WHAT IS EXPECTED - Without reproducing any picture, copy the records word for word.

═══ SOURCE RECORDS

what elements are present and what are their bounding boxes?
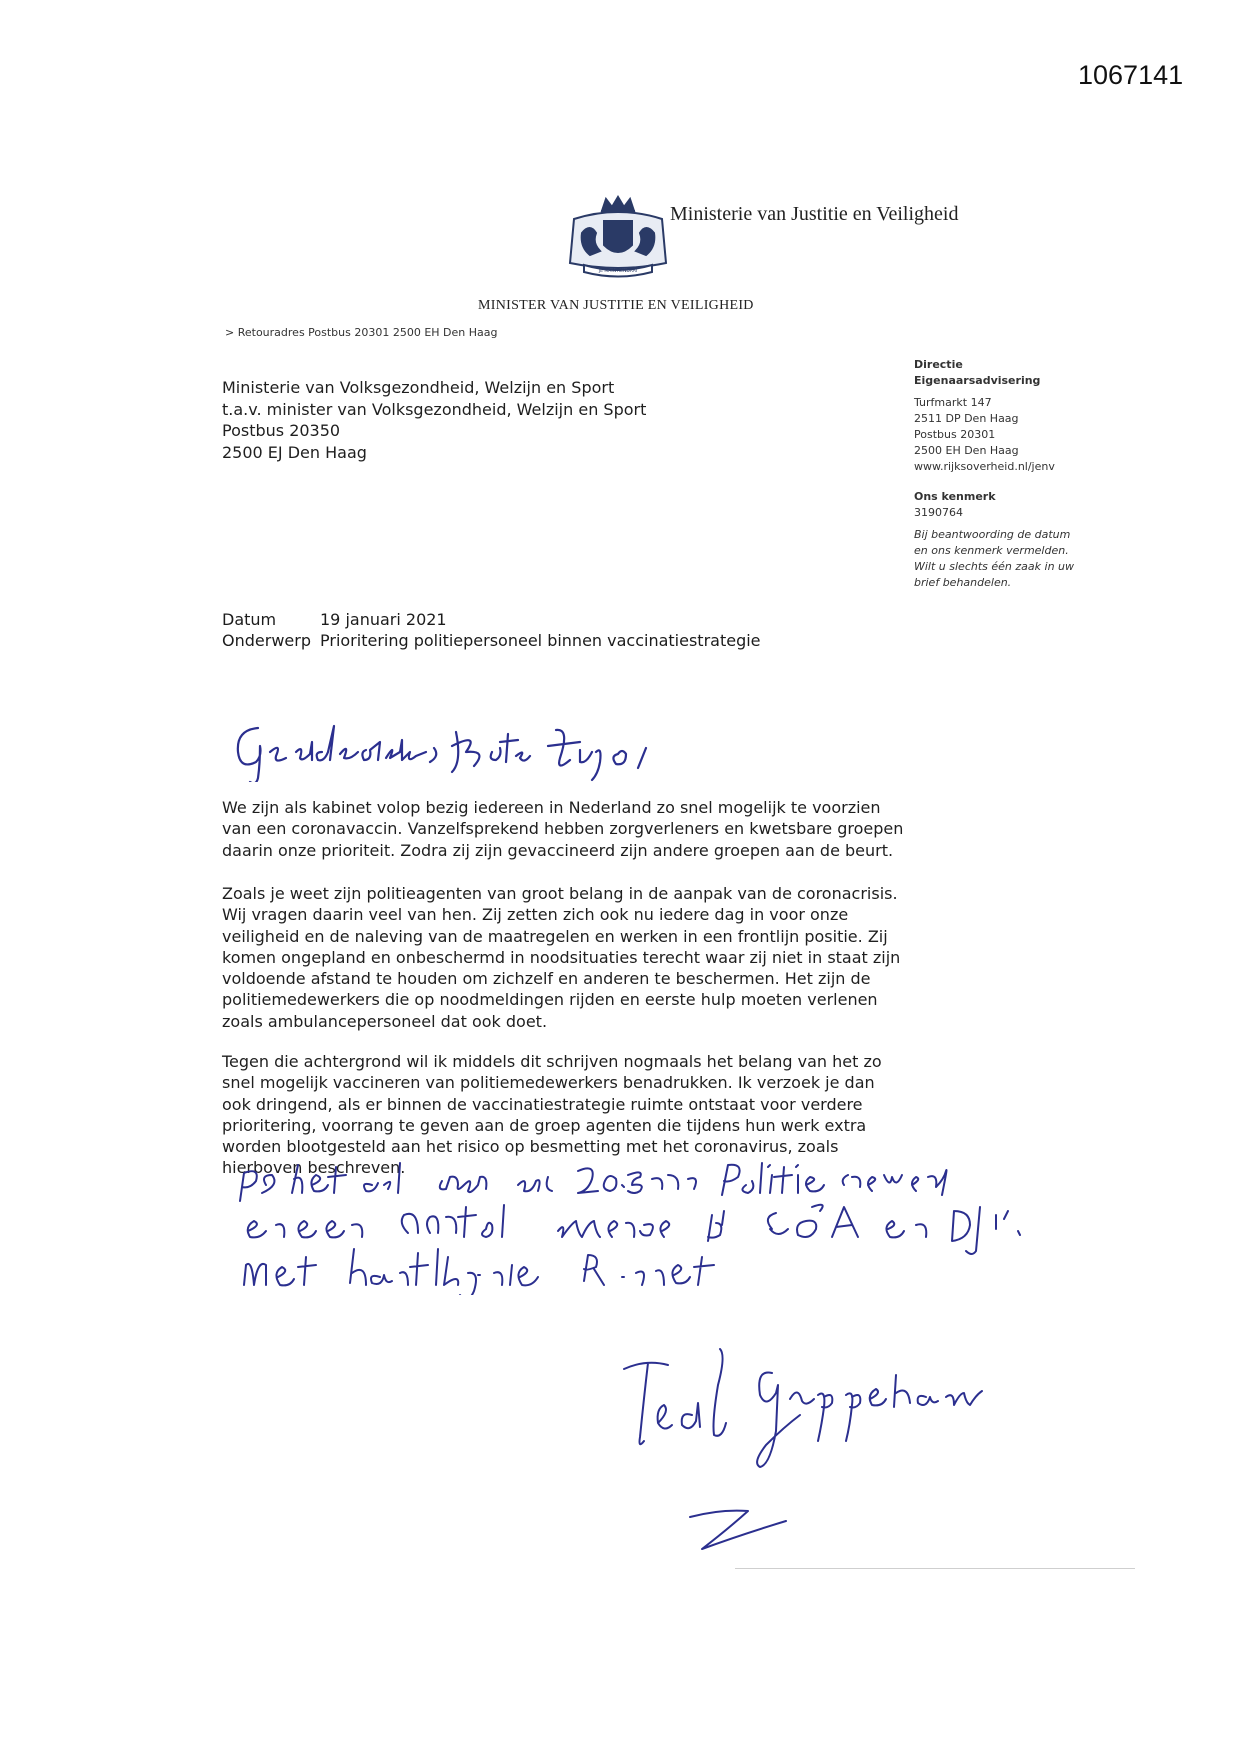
subject-label: Onderwerp <box>222 631 311 650</box>
sender-postbus: Postbus 20301 <box>914 428 996 441</box>
recipient-line: Ministerie van Volksgezondheid, Welzijn en Sport <box>222 378 615 397</box>
handwritten-greeting <box>230 712 690 782</box>
body-paragraph: Zoals je weet zijn politieagenten van groot belang in de aanpak van de coronacrisis. Wij vragen daarin veel van hen. Zij zetten zich ook nu iedere dag in voor onze veiligheid en de naleving van de maatregelen en werken in een frontlijn positie. Zij komen ongepland en onbeschermd in noodsituaties terecht waar zij niet in staat zijn voldoende afstand te houden om zichzelf en anderen te beschermen. Het zijn de politiemedewerkers die op noodmeldingen rijden en eerste hulp moeten verlenen zoals ambulancepersoneel dat ook doet. <box>222 884 901 1031</box>
footer-rule <box>735 1568 1135 1569</box>
handwritten-signature <box>620 1345 1000 1555</box>
date-label: Datum <box>222 610 277 629</box>
body-paragraph: Tegen die achtergrond wil ik middels dit schrijven nogmaals het belang van het zo snel mogelijk vaccineren van politiemedewerkers benadrukken. Ik verzoek je dan ook dringend, als er binnen de vaccinatiestrategie ruimte ontstaat voor verdere prioritering, voorrang te geven aan de groep agenten die tijdens hun werk extra worden blootgesteld aan het risico op besmetting met het coronavirus, zoals hierboven beschreven. <box>222 1052 882 1178</box>
ministry-name: Ministerie van Justitie en Veiligheid <box>670 203 959 225</box>
subject-value: Prioritering politiepersoneel binnen vaccinatiestrategie <box>320 631 761 650</box>
return-address: > Retouradres Postbus 20301 2500 EH Den Haag <box>225 326 498 339</box>
sender-zip-city: 2511 DP Den Haag <box>914 412 1019 425</box>
body-paragraph: We zijn als kabinet volop bezig iedereen in Nederland zo snel mogelijk te voorzien van een coronavaccin. Vanzelfsprekend hebben zorgverleners en kwetsbare groepen daarin onze prioriteit. Zodra zij zijn gevaccineerd zijn andere groepen aan de beurt. <box>222 798 904 860</box>
sender-street: Turfmarkt 147 <box>914 396 992 409</box>
recipient-address <box>222 377 646 463</box>
date-value: 19 januari 2021 <box>320 610 447 629</box>
reply-note: Wilt u slechts één zaak in uw <box>914 560 1074 573</box>
recipient-line: Postbus 20350 <box>222 421 341 440</box>
department-line: Directie <box>914 358 963 371</box>
signature-mark: Z <box>620 1345 621 1346</box>
sender-website: www.rijksoverheid.nl/jenv <box>914 460 1055 473</box>
department-line: Eigenaarsadvisering <box>914 374 1041 387</box>
letter-meta <box>222 609 761 651</box>
reference-label: Ons kenmerk <box>914 490 996 503</box>
recipient-line: t.a.v. minister van Volksgezondheid, Welzijn en Sport <box>222 399 647 419</box>
minister-title: MINISTER VAN JUSTITIE EN VEILIGHEID <box>478 298 754 313</box>
sender-postbus-zip: 2500 EH Den Haag <box>914 444 1019 457</box>
reference-value: 3190764 <box>914 506 963 519</box>
recipient-line: 2500 EJ Den Haag <box>222 442 367 462</box>
coat-of-arms-icon <box>562 193 675 283</box>
document-number: 1067141 <box>1078 60 1184 90</box>
sender-sidebar <box>914 357 1134 591</box>
reply-note: brief behandelen. <box>914 576 1012 589</box>
reply-note: en ons kenmerk vermelden. <box>914 544 1069 557</box>
reply-note: Bij beantwoording de datum <box>914 528 1071 541</box>
handwritten-postscript <box>232 1145 1032 1295</box>
logo-motto: JE MAINTIENDRAI <box>598 269 638 274</box>
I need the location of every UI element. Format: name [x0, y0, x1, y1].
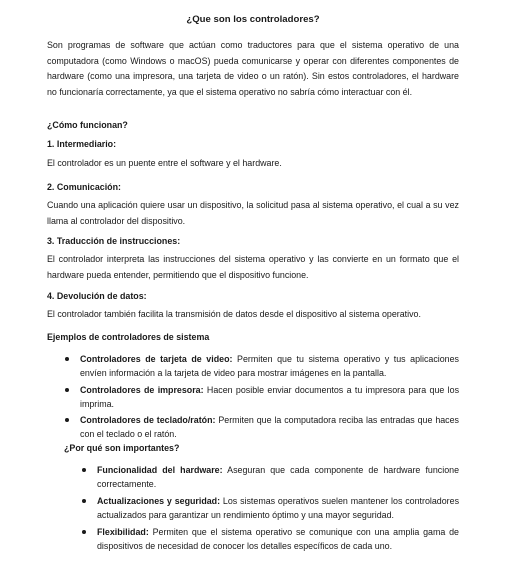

══════

SOLVED PROBLEM -
what elements are present and what are their bounding boxes?
subject-label: Onderwerp <box>222 631 311 650</box>
sender-postbus: Postbus 20301 <box>914 428 996 441</box>
recipient-line: Ministerie van Volksgezondheid, Welzijn en Sport <box>222 378 615 397</box>
handwritten-greeting <box>230 712 690 782</box>
body-paragraph: Zoals je weet zijn politieagenten van groot belang in de aanpak van de coronacrisis. Wij vragen daarin veel van hen. Zij zetten zich ook nu iedere dag in voor onze veiligheid en de naleving van de maatregelen en werken in een frontlijn positie. Zij komen ongepland en onbeschermd in noodsituaties terecht waar zij niet in staat zijn voldoende afstand te houden om zichzelf en anderen te beschermen. Het zijn de politiemedewerkers die op noodmeldingen rijden en eerste hulp moeten verlenen zoals ambulancepersoneel dat ook doet. <box>222 884 901 1031</box>
footer-rule <box>735 1568 1135 1569</box>
handwritten-signature <box>620 1345 1000 1555</box>
date-label: Datum <box>222 610 277 629</box>
body-paragraph: Tegen die achtergrond wil ik middels dit schrijven nogmaals het belang van het zo snel mogelijk vaccineren van politiemedewerkers benadrukken. Ik verzoek je dan ook dringend, als er binnen de vaccinatiestrategie ruimte ontstaat voor verdere prioritering, voorrang te geven aan de groep agenten die tijdens hun werk extra worden blootgesteld aan het risico op besmetting met het coronavirus, zoals hierboven beschreven. <box>222 1052 882 1178</box>
ministry-name: Ministerie van Justitie en Veiligheid <box>670 203 959 225</box>
subject-value: Prioritering politiepersoneel binnen vaccinatiestrategie <box>320 631 761 650</box>
return-address: > Retouradres Postbus 20301 2500 EH Den Haag <box>225 326 498 339</box>
sender-zip-city: 2511 DP Den Haag <box>914 412 1019 425</box>
body-paragraph: We zijn als kabinet volop bezig iedereen in Nederland zo snel mogelijk te voorzien van een coronavaccin. Vanzelfsprekend hebben zorgverleners en kwetsbare groepen daarin onze prioriteit. Zodra zij zijn gevaccineerd zijn andere groepen aan de beurt. <box>222 798 904 860</box>
sender-street: Turfmarkt 147 <box>914 396 992 409</box>
recipient-address <box>222 377 646 463</box>
date-value: 19 januari 2021 <box>320 610 447 629</box>
reply-note: Wilt u slechts één zaak in uw <box>914 560 1074 573</box>
recipient-line: Postbus 20350 <box>222 421 341 440</box>
department-line: Directie <box>914 358 963 371</box>
signature-mark: Z <box>620 1345 621 1346</box>
sender-website: www.rijksoverheid.nl/jenv <box>914 460 1055 473</box>
department-line: Eigenaarsadvisering <box>914 374 1041 387</box>
letter-meta <box>222 609 761 651</box>
reference-label: Ons kenmerk <box>914 490 996 503</box>
recipient-line: t.a.v. minister van Volksgezondheid, Welzijn en Sport <box>222 399 647 419</box>
minister-title: MINISTER VAN JUSTITIE EN VEILIGHEID <box>478 298 754 313</box>
sender-postbus-zip: 2500 EH Den Haag <box>914 444 1019 457</box>
reference-value: 3190764 <box>914 506 963 519</box>
recipient-line: 2500 EJ Den Haag <box>222 442 367 462</box>
coat-of-arms-icon <box>562 193 675 283</box>
document-number: 1067141 <box>1078 60 1184 90</box>
sender-sidebar <box>914 357 1134 591</box>
reply-note: brief behandelen. <box>914 576 1012 589</box>
reply-note: en ons kenmerk vermelden. <box>914 544 1069 557</box>
reply-note: Bij beantwoording de datum <box>914 528 1071 541</box>
handwritten-postscript <box>232 1145 1032 1295</box>
logo-motto: JE MAINTIENDRAI <box>598 269 638 274</box>
I need the location of every UI element. Format: name [x0, y0, x1, y1].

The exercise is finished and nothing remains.